(Entries from a dataset)
━━━━━━━━━━━━━━━━━━━━━━━━━━━━━━

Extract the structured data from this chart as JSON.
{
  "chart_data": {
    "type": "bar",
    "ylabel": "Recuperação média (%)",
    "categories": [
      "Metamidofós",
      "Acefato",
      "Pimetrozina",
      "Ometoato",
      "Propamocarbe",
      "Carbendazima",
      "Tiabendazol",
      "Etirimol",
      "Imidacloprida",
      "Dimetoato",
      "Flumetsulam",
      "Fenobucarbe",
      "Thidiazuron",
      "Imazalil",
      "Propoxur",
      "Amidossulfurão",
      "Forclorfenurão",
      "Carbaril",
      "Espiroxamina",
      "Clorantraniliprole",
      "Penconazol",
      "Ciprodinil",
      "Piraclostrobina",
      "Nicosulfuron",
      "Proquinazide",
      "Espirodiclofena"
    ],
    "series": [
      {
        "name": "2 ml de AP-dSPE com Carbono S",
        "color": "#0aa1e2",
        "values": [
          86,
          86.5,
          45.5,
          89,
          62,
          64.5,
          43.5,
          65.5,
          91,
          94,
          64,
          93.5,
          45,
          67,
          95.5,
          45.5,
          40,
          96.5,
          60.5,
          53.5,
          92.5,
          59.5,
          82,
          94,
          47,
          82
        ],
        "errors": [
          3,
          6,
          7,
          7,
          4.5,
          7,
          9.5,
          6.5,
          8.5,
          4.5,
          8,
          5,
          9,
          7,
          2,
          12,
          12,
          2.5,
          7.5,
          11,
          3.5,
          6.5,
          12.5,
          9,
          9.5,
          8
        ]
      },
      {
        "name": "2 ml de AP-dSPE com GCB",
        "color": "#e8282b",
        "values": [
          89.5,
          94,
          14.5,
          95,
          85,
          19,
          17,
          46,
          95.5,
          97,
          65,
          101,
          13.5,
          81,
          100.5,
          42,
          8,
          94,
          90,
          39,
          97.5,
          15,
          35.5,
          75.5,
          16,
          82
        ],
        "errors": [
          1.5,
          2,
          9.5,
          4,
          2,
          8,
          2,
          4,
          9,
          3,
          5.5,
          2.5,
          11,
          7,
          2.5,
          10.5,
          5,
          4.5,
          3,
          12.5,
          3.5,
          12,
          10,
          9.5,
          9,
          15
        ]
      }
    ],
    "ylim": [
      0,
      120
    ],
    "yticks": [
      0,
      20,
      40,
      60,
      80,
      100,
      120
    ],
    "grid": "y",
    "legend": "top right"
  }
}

━━━━━━━━━━━━━━━━━━━━━━━━━━━━━━

WHAT IS EXPECTED:
Write out the complete set of records exactly as given.

SOLVED EXERCISE:
Extract the structured data from this chart as JSON.
{
  "chart_data": {
    "type": "bar",
    "ylabel": "Recuperação média (%)",
    "categories": [
      "Metamidofós",
      "Acefato",
      "Pimetrozina",
      "Ometoato",
      "Propamocarbe",
      "Carbendazima",
      "Tiabendazol",
      "Etirimol",
      "Imidacloprida",
      "Dimetoato",
      "Flumetsulam",
      "Fenobucarbe",
      "Thidiazuron",
      "Imazalil",
      "Propoxur",
      "Amidossulfurão",
      "Forclorfenurão",
      "Carbaril",
      "Espiroxamina",
      "Clorantraniliprole",
      "Penconazol",
      "Ciprodinil",
      "Piraclostrobina",
      "Nicosulfuron",
      "Proquinazide",
      "Espirodiclofena"
    ],
    "series": [
      {
        "name": "2 ml de AP-dSPE com Carbono S",
        "color": "#0aa1e2",
        "values": [
          86,
          86.5,
          45.5,
          89,
          62,
          64.5,
          43.5,
          65.5,
          91,
          94,
          64,
          93.5,
          45,
          67,
          95.5,
          45.5,
          40,
          96.5,
          60.5,
          53.5,
          92.5,
          59.5,
          82,
          94,
          47,
          82
        ],
        "errors": [
          3,
          6,
          7,
          7,
          4.5,
          7,
          9.5,
          6.5,
          8.5,
          4.5,
          8,
          5,
          9,
          7,
          2,
          12,
          12,
          2.5,
          7.5,
          11,
          3.5,
          6.5,
          12.5,
          9,
          9.5,
          8
        ]
      },
      {
        "name": "2 ml de AP-dSPE com GCB",
        "color": "#e8282b",
        "values": [
          89.5,
          94,
          14.5,
          95,
          85,
          19,
          17,
          46,
          95.5,
          97,
          65,
          101,
          13.5,
          81,
          100.5,
          42,
          8,
          94,
          90,
          39,
          97.5,
          15,
          35.5,
          75.5,
          16,
          82
        ],
        "errors": [
          1.5,
          2,
          9.5,
          4,
          2,
          8,
          2,
          4,
          9,
          3,
          5.5,
          2.5,
          11,
          7,
          2.5,
          10.5,
          5,
          4.5,
          3,
          12.5,
          3.5,
          12,
          10,
          9.5,
          9,
          15
        ]
      }
    ],
    "ylim": [
      0,
      120
    ],
    "yticks": [
      0,
      20,
      40,
      60,
      80,
      100,
      120
    ],
    "grid": "y",
    "legend": "top right"
  }
}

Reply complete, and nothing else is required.